Saved entries
▼

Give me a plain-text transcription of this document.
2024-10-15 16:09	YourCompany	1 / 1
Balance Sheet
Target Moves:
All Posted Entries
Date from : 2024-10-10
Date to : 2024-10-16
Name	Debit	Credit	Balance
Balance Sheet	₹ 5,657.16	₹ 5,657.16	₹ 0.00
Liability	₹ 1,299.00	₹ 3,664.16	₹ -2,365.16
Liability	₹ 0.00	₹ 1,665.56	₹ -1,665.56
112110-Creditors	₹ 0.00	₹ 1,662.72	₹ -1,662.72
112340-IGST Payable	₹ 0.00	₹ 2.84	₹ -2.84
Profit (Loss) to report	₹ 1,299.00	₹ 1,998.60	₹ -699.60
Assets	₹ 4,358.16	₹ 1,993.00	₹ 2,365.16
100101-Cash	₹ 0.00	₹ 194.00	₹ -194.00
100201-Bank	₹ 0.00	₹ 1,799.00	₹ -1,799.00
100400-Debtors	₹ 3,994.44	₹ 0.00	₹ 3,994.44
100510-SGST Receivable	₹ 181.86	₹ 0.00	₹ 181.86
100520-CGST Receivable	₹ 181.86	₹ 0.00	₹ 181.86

▲

Work to do: Return the whole listing exactly, with every line included.

Answer:
Give me a plain-text transcription of this document.
2024-10-15 16:09	YourCompany	1 / 1
Balance Sheet
Target Moves:
All Posted Entries
Date from : 2024-10-10
Date to : 2024-10-16
Name	Debit	Credit	Balance
Balance Sheet	₹ 5,657.16	₹ 5,657.16	₹ 0.00
Liability	₹ 1,299.00	₹ 3,664.16	₹ -2,365.16
Liability	₹ 0.00	₹ 1,665.56	₹ -1,665.56
112110-Creditors	₹ 0.00	₹ 1,662.72	₹ -1,662.72
112340-IGST Payable	₹ 0.00	₹ 2.84	₹ -2.84
Profit (Loss) to report	₹ 1,299.00	₹ 1,998.60	₹ -699.60
Assets	₹ 4,358.16	₹ 1,993.00	₹ 2,365.16
100101-Cash	₹ 0.00	₹ 194.00	₹ -194.00
100201-Bank	₹ 0.00	₹ 1,799.00	₹ -1,799.00
100400-Debtors	₹ 3,994.44	₹ 0.00	₹ 3,994.44
100510-SGST Receivable	₹ 181.86	₹ 0.00	₹ 181.86
100520-CGST Receivable	₹ 181.86	₹ 0.00	₹ 181.86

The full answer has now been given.